[Data excerpts]
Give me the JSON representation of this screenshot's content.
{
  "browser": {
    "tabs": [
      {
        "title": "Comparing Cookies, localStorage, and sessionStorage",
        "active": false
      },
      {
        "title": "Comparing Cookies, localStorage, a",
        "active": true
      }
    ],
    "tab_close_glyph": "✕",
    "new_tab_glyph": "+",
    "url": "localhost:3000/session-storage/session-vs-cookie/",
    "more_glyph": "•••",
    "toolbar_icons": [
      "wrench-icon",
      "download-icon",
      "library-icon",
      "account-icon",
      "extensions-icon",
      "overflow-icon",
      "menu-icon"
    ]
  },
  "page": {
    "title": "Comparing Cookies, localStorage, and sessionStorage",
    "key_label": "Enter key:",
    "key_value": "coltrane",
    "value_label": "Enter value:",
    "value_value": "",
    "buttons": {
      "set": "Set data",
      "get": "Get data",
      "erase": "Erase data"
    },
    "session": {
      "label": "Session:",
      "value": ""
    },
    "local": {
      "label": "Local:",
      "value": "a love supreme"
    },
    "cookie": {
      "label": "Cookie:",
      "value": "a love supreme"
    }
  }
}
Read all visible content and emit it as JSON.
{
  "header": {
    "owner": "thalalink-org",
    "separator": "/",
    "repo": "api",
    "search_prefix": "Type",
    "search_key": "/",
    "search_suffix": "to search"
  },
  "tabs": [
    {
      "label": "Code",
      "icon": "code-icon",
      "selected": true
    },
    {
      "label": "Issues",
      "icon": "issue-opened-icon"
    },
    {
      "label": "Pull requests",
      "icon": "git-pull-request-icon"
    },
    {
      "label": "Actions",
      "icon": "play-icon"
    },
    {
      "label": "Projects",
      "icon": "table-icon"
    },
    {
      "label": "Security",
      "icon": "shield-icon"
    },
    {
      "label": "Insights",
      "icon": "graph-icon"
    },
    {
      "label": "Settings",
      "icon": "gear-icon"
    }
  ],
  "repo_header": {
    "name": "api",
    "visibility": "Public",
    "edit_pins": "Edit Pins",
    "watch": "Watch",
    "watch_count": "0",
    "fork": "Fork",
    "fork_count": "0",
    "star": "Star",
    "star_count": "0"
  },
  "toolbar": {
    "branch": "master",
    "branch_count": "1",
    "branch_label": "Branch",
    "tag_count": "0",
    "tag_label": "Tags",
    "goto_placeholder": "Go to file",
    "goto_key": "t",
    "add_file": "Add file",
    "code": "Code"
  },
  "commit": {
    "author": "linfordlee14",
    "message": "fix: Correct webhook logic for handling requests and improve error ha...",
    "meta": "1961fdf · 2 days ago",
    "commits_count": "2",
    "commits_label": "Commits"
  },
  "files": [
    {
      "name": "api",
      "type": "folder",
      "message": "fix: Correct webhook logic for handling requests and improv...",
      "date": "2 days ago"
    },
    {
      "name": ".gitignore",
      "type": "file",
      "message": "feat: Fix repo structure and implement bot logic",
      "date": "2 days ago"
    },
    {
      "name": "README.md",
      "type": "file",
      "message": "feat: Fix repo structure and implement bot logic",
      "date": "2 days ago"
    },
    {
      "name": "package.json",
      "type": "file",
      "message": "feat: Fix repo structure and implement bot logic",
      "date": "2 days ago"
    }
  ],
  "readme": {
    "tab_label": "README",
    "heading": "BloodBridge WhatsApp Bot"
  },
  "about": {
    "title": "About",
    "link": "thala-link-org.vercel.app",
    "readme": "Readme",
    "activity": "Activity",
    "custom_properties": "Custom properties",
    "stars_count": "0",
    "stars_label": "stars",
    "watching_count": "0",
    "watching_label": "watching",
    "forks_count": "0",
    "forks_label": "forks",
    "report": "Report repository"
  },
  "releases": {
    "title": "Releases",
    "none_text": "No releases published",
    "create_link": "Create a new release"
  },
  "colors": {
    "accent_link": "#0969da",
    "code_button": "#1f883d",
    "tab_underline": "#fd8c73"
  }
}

#### WHAT IS REQUIRED:
Repeat the listing above without any change.

#### COMPLETE OUTPUT:
Give me the JSON representation of this screenshot's content.
{
  "browser": {
    "tabs": [
      {
        "title": "Comparing Cookies, localStorage, and sessionStorage",
        "active": false
      },
      {
        "title": "Comparing Cookies, localStorage, a",
        "active": true
      }
    ],
    "tab_close_glyph": "✕",
    "new_tab_glyph": "+",
    "url": "localhost:3000/session-storage/session-vs-cookie/",
    "more_glyph": "•••",
    "toolbar_icons": [
      "wrench-icon",
      "download-icon",
      "library-icon",
      "account-icon",
      "extensions-icon",
      "overflow-icon",
      "menu-icon"
    ]
  },
  "page": {
    "title": "Comparing Cookies, localStorage, and sessionStorage",
    "key_label": "Enter key:",
    "key_value": "coltrane",
    "value_label": "Enter value:",
    "value_value": "",
    "buttons": {
      "set": "Set data",
      "get": "Get data",
      "erase": "Erase data"
    },
    "session": {
      "label": "Session:",
      "value": ""
    },
    "local": {
      "label": "Local:",
      "value": "a love supreme"
    },
    "cookie": {
      "label": "Cookie:",
      "value": "a love supreme"
    }
  }
}
Read all visible content and emit it as JSON.
{
  "header": {
    "owner": "thalalink-org",
    "separator": "/",
    "repo": "api",
    "search_prefix": "Type",
    "search_key": "/",
    "search_suffix": "to search"
  },
  "tabs": [
    {
      "label": "Code",
      "icon": "code-icon",
      "selected": true
    },
    {
      "label": "Issues",
      "icon": "issue-opened-icon"
    },
    {
      "label": "Pull requests",
      "icon": "git-pull-request-icon"
    },
    {
      "label": "Actions",
      "icon": "play-icon"
    },
    {
      "label": "Projects",
      "icon": "table-icon"
    },
    {
      "label": "Security",
      "icon": "shield-icon"
    },
    {
      "label": "Insights",
      "icon": "graph-icon"
    },
    {
      "label": "Settings",
      "icon": "gear-icon"
    }
  ],
  "repo_header": {
    "name": "api",
    "visibility": "Public",
    "edit_pins": "Edit Pins",
    "watch": "Watch",
    "watch_count": "0",
    "fork": "Fork",
    "fork_count": "0",
    "star": "Star",
    "star_count": "0"
  },
  "toolbar": {
    "branch": "master",
    "branch_count": "1",
    "branch_label": "Branch",
    "tag_count": "0",
    "tag_label": "Tags",
    "goto_placeholder": "Go to file",
    "goto_key": "t",
    "add_file": "Add file",
    "code": "Code"
  },
  "commit": {
    "author": "linfordlee14",
    "message": "fix: Correct webhook logic for handling requests and improve error ha...",
    "meta": "1961fdf · 2 days ago",
    "commits_count": "2",
    "commits_label": "Commits"
  },
  "files": [
    {
      "name": "api",
      "type": "folder",
      "message": "fix: Correct webhook logic for handling requests and improv...",
      "date": "2 days ago"
    },
    {
      "name": ".gitignore",
      "type": "file",
      "message": "feat: Fix repo structure and implement bot logic",
      "date": "2 days ago"
    },
    {
      "name": "README.md",
      "type": "file",
      "message": "feat: Fix repo structure and implement bot logic",
      "date": "2 days ago"
    },
    {
      "name": "package.json",
      "type": "file",
      "message": "feat: Fix repo structure and implement bot logic",
      "date": "2 days ago"
    }
  ],
  "readme": {
    "tab_label": "README",
    "heading": "BloodBridge WhatsApp Bot"
  },
  "about": {
    "title": "About",
    "link": "thala-link-org.vercel.app",
    "readme": "Readme",
    "activity": "Activity",
    "custom_properties": "Custom properties",
    "stars_count": "0",
    "stars_label": "stars",
    "watching_count": "0",
    "watching_label": "watching",
    "forks_count": "0",
    "forks_label": "forks",
    "report": "Report repository"
  },
  "releases": {
    "title": "Releases",
    "none_text": "No releases published",
    "create_link": "Create a new release"
  },
  "colors": {
    "accent_link": "#0969da",
    "code_button": "#1f883d",
    "tab_underline": "#fd8c73"
  }
}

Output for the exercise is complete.